(Extracted records)
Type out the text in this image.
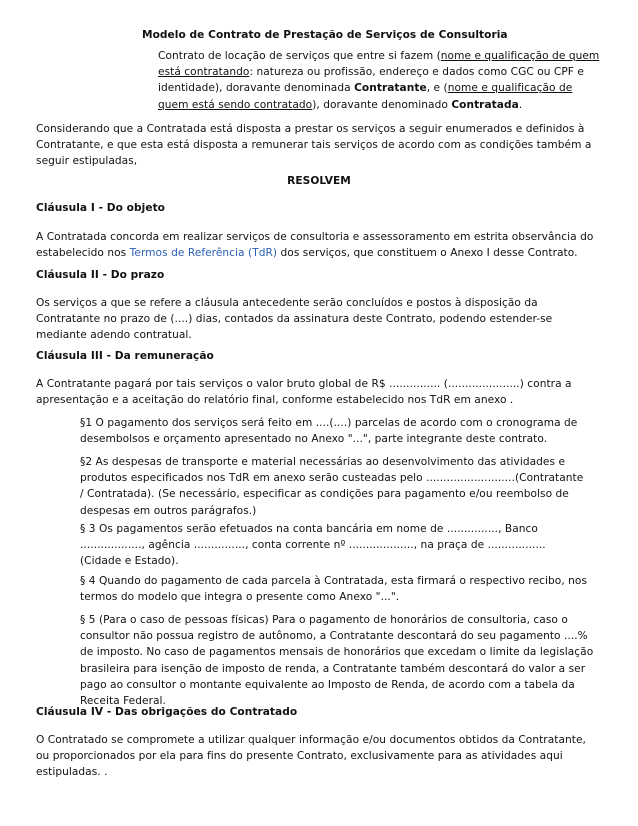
Modelo de Contrato de Prestação de Serviços de Consultoria
Contrato de locação de serviços que entre si fazem (nome e qualificação de quem
está contratando: natureza ou profissão, endereço e dados como CGC ou CPF e
identidade), doravante denominada Contratante, e (nome e qualificação de
quem está sendo contratado), doravante denominado Contratada.
Considerando que a Contratada está disposta a prestar os serviços a seguir enumerados e definidos à
Contratante, e que esta está disposta a remunerar tais serviços de acordo com as condições também a
seguir estipuladas,
RESOLVEM
Cláusula I - Do objeto
A Contratada concorda em realizar serviços de consultoria e assessoramento em estrita observância do
estabelecido nos Termos de Referência (TdR) dos serviços, que constituem o Anexo I desse Contrato.
Cláusula II - Do prazo
Os serviços a que se refere a cláusula antecedente serão concluídos e postos à disposição da
Contratante no prazo de (....) dias, contados da assinatura deste Contrato, podendo estender-se
mediante adendo contratual.
Cláusula III - Da remuneração
A Contratante pagará por tais serviços o valor bruto global de R$ ............... (.....................) contra a
apresentação e a aceitação do relatório final, conforme estabelecido nos TdR em anexo .
§1 O pagamento dos serviços será feito em ....(....) parcelas de acordo com o cronograma de
desembolsos e orçamento apresentado no Anexo "...", parte integrante deste contrato.
§2 As despesas de transporte e material necessárias ao desenvolvimento das atividades e
produtos especificados nos TdR em anexo serão custeadas pelo ..........................(Contratante
/ Contratada). (Se necessário, especificar as condições para pagamento e/ou reembolso de
despesas em outros parágrafos.)
§ 3 Os pagamentos serão efetuados na conta bancária em nome de ..............., Banco
.................., agência ..............., conta corrente nº ..................., na praça de .................
(Cidade e Estado).
§ 4 Quando do pagamento de cada parcela à Contratada, esta firmará o respectivo recibo, nos
termos do modelo que integra o presente como Anexo "...".
§ 5 (Para o caso de pessoas físicas) Para o pagamento de honorários de consultoria, caso o
consultor não possua registro de autônomo, a Contratante descontará do seu pagamento ....%
de imposto. No caso de pagamentos mensais de honorários que excedam o limite da legislação
brasileira para isenção de imposto de renda, a Contratante também descontará do valor a ser
pago ao consultor o montante equivalente ao Imposto de Renda, de acordo com a tabela da
Receita Federal.
Cláusula IV - Das obrigações do Contratado
O Contratado se compromete a utilizar qualquer informação e/ou documentos obtidos da Contratante,
ou proporcionados por ela para fins do presente Contrato, exclusivamente para as atividades aqui
estipuladas. .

WHAT IS REQUIRED: Repeat the full listing above exactly, with no pictures in the copy.

OUTPUT FOR THIS TASK:
Type out the text in this image.
Modelo de Contrato de Prestação de Serviços de Consultoria
Contrato de locação de serviços que entre si fazem (nome e qualificação de quem
está contratando: natureza ou profissão, endereço e dados como CGC ou CPF e
identidade), doravante denominada Contratante, e (nome e qualificação de
quem está sendo contratado), doravante denominado Contratada.
Considerando que a Contratada está disposta a prestar os serviços a seguir enumerados e definidos à
Contratante, e que esta está disposta a remunerar tais serviços de acordo com as condições também a
seguir estipuladas,
RESOLVEM
Cláusula I - Do objeto
A Contratada concorda em realizar serviços de consultoria e assessoramento em estrita observância do
estabelecido nos Termos de Referência (TdR) dos serviços, que constituem o Anexo I desse Contrato.
Cláusula II - Do prazo
Os serviços a que se refere a cláusula antecedente serão concluídos e postos à disposição da
Contratante no prazo de (....) dias, contados da assinatura deste Contrato, podendo estender-se
mediante adendo contratual.
Cláusula III - Da remuneração
A Contratante pagará por tais serviços o valor bruto global de R$ ............... (.....................) contra a
apresentação e a aceitação do relatório final, conforme estabelecido nos TdR em anexo .
§1 O pagamento dos serviços será feito em ....(....) parcelas de acordo com o cronograma de
desembolsos e orçamento apresentado no Anexo "...", parte integrante deste contrato.
§2 As despesas de transporte e material necessárias ao desenvolvimento das atividades e
produtos especificados nos TdR em anexo serão custeadas pelo ..........................(Contratante
/ Contratada). (Se necessário, especificar as condições para pagamento e/ou reembolso de
despesas em outros parágrafos.)
§ 3 Os pagamentos serão efetuados na conta bancária em nome de ..............., Banco
.................., agência ..............., conta corrente nº ..................., na praça de .................
(Cidade e Estado).
§ 4 Quando do pagamento de cada parcela à Contratada, esta firmará o respectivo recibo, nos
termos do modelo que integra o presente como Anexo "...".
§ 5 (Para o caso de pessoas físicas) Para o pagamento de honorários de consultoria, caso o
consultor não possua registro de autônomo, a Contratante descontará do seu pagamento ....%
de imposto. No caso de pagamentos mensais de honorários que excedam o limite da legislação
brasileira para isenção de imposto de renda, a Contratante também descontará do valor a ser
pago ao consultor o montante equivalente ao Imposto de Renda, de acordo com a tabela da
Receita Federal.
Cláusula IV - Das obrigações do Contratado
O Contratado se compromete a utilizar qualquer informação e/ou documentos obtidos da Contratante,
ou proporcionados por ela para fins do presente Contrato, exclusivamente para as atividades aqui
estipuladas. .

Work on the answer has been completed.